To do: Which lines hold the string "Cagi"? Copy every one of them.

Material for the task:
------------------------------------------------------------------------

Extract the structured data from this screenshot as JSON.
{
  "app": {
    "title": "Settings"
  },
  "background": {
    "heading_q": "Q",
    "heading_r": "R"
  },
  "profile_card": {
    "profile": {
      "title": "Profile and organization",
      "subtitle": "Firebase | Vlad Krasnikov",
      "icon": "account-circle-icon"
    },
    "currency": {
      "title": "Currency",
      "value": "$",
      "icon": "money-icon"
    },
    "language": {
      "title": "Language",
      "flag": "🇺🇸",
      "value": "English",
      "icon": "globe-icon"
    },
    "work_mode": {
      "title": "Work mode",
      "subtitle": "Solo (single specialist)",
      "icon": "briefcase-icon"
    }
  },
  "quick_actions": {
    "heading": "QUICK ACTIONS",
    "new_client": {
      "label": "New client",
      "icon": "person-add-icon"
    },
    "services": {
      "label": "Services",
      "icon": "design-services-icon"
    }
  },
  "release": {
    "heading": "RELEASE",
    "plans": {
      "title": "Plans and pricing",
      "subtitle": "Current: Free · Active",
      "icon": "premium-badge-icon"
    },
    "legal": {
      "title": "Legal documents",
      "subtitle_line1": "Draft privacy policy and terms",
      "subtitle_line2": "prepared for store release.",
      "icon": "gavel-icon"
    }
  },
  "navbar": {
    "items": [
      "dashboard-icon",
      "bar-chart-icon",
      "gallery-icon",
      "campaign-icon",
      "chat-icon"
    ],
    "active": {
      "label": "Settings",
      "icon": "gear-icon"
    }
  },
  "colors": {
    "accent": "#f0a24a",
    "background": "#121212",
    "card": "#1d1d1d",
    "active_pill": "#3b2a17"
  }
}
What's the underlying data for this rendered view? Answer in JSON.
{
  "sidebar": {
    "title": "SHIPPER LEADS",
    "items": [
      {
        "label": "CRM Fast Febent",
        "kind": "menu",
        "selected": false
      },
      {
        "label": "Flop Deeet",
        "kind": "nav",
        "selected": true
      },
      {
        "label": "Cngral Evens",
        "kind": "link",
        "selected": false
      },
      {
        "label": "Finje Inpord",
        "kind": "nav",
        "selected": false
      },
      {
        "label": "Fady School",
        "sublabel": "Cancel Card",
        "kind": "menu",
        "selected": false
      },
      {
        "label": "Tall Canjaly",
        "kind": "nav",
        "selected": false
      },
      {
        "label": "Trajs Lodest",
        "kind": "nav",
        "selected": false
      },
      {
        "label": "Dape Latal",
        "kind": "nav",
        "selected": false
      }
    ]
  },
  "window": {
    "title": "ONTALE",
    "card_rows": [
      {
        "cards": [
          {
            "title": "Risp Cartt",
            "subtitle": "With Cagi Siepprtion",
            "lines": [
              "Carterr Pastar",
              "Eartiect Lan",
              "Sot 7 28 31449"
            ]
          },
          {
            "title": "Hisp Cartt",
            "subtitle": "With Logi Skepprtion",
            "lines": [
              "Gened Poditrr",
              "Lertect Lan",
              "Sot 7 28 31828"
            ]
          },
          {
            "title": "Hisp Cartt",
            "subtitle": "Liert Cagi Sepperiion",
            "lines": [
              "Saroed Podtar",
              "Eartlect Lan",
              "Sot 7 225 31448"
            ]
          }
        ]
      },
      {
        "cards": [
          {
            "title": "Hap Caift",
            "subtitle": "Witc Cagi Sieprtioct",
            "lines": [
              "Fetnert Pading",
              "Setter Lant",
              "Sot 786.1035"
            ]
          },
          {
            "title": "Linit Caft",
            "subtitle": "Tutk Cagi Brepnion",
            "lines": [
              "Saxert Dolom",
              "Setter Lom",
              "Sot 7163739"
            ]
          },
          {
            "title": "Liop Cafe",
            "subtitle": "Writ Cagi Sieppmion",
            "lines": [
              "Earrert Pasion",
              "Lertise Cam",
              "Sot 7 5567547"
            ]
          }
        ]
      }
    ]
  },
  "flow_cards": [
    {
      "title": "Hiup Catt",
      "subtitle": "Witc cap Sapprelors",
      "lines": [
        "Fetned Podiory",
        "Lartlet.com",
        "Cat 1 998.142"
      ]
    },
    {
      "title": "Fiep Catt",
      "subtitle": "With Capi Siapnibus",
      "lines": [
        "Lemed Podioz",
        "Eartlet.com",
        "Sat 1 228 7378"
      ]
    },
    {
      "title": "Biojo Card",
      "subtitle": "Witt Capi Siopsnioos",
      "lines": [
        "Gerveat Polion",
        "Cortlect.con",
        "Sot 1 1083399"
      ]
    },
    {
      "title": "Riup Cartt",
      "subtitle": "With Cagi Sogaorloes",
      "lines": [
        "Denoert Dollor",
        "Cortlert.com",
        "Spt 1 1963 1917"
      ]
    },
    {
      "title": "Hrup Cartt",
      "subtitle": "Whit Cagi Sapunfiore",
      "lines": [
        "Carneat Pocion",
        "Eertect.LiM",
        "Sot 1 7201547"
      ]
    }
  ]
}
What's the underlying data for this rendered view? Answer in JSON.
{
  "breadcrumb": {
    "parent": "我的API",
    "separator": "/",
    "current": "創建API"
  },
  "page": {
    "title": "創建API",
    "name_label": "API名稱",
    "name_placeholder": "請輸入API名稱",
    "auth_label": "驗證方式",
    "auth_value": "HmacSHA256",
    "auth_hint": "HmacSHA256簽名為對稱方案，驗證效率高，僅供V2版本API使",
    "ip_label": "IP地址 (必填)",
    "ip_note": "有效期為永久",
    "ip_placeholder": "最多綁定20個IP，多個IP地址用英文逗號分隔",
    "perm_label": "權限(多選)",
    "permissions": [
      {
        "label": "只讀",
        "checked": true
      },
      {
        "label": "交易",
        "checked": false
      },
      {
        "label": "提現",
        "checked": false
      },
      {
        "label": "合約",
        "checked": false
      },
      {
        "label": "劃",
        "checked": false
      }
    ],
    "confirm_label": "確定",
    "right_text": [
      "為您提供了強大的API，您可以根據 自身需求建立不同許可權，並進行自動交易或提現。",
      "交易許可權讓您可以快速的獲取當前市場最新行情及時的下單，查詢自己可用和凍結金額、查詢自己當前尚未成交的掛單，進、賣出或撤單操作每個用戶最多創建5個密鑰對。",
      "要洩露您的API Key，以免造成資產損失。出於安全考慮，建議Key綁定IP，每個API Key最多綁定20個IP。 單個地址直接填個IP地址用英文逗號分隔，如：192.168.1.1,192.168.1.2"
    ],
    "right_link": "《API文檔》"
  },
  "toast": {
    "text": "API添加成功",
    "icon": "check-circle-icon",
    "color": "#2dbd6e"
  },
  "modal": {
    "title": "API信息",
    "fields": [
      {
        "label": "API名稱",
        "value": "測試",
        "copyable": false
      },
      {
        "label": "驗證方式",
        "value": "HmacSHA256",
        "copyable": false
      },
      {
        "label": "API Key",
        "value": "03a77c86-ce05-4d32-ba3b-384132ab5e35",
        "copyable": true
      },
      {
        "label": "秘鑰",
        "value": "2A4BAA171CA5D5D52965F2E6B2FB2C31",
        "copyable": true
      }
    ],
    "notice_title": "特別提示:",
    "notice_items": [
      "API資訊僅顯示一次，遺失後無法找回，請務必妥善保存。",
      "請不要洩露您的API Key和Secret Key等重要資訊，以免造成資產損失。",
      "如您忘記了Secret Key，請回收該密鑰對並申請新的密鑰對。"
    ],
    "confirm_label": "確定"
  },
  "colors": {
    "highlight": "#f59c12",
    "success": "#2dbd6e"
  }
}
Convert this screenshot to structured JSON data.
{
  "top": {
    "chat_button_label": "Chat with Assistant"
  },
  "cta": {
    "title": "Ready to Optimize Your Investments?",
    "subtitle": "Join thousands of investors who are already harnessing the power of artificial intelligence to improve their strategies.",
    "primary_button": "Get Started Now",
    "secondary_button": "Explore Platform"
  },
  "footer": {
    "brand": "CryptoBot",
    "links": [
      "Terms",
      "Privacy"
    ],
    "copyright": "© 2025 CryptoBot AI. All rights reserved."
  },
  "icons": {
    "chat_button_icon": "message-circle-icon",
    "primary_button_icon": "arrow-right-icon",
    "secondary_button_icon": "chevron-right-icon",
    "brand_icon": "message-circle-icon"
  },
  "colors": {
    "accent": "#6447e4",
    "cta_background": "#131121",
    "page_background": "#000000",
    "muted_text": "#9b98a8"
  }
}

------------------------------------------------------------------------

Written answer:
            "subtitle": "With Cagi Siepprtion",
            "subtitle": "Liert Cagi Sepperiion",
            "subtitle": "Witc Cagi Sieprtioct",
            "subtitle": "Tutk Cagi Brepnion",
            "subtitle": "Writ Cagi Sieppmion",
      "subtitle": "With Cagi Sogaorloes",
      "subtitle": "Whit Cagi Sapunfiore",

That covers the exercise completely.